- Stated exercise -
Show only lines that include "Trade".

- Data -
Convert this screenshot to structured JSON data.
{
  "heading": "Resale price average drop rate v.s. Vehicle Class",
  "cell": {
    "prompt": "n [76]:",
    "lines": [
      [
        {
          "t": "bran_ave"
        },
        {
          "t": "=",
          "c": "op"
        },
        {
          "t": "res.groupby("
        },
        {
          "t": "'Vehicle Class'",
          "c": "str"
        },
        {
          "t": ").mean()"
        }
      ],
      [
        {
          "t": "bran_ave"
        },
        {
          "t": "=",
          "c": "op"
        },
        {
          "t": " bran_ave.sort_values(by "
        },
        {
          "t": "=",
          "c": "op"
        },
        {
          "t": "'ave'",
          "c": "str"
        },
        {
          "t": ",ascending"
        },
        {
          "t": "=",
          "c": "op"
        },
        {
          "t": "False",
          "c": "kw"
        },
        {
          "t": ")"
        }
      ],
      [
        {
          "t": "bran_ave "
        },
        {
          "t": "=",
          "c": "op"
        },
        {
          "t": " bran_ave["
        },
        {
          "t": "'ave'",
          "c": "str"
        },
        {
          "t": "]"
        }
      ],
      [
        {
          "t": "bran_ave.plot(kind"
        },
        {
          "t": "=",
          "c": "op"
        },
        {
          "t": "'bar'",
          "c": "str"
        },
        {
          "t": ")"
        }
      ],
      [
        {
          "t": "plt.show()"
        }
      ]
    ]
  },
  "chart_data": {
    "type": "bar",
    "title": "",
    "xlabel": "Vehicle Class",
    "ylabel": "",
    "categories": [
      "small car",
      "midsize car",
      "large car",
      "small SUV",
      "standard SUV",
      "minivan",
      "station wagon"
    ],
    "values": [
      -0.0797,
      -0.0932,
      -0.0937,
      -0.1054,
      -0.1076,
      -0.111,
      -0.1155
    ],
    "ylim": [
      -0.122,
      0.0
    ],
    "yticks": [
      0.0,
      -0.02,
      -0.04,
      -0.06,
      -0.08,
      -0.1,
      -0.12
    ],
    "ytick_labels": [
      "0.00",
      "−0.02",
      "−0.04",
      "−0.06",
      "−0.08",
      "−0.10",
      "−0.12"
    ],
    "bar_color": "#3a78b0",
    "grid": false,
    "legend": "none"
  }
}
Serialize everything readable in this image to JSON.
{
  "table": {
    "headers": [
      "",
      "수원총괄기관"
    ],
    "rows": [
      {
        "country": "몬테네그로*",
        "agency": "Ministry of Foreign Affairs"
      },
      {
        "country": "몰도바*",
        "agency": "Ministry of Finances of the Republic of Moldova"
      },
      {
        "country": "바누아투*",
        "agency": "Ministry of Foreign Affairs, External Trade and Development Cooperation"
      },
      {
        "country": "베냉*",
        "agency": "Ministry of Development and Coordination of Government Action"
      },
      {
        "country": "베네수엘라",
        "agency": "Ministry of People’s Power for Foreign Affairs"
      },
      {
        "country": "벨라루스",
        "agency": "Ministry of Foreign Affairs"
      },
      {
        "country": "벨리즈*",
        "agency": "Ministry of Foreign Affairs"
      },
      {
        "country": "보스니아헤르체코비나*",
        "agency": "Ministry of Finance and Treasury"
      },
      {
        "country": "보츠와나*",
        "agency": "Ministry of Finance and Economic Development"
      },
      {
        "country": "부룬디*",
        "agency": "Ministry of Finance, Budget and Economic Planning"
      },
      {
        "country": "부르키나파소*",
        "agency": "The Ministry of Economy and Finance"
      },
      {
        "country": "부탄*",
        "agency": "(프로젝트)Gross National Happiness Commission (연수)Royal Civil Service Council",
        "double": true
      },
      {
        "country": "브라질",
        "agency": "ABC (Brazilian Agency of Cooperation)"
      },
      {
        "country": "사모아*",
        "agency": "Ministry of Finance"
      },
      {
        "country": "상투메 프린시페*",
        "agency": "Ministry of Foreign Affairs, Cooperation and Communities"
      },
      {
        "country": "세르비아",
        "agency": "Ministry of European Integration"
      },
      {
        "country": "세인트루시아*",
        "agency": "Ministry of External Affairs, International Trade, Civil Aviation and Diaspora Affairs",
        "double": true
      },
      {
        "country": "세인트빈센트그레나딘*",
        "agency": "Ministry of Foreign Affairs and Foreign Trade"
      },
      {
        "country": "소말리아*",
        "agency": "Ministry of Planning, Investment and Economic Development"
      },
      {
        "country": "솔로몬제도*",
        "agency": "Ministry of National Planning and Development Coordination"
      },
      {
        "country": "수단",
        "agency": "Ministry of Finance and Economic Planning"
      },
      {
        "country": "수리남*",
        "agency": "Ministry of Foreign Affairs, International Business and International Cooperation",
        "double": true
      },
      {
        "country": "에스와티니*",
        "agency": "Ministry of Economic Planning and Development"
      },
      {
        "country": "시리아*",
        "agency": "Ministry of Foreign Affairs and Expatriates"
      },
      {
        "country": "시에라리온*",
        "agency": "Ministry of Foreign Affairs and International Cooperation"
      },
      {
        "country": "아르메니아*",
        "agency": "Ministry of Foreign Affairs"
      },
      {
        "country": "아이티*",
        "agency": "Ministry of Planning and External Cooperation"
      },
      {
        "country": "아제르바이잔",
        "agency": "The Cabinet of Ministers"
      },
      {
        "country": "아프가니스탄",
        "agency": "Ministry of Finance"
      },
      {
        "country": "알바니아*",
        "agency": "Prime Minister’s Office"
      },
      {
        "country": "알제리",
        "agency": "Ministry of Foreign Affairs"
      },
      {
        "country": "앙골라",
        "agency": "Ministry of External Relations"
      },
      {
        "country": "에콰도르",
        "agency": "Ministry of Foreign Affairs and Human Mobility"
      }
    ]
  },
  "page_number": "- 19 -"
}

- Full response -
        "agency": "Ministry of Foreign Affairs, External Trade and Development Cooperation"
        "agency": "Ministry of External Affairs, International Trade, Civil Aviation and Diaspora Affairs",
        "agency": "Ministry of Foreign Affairs and Foreign Trade"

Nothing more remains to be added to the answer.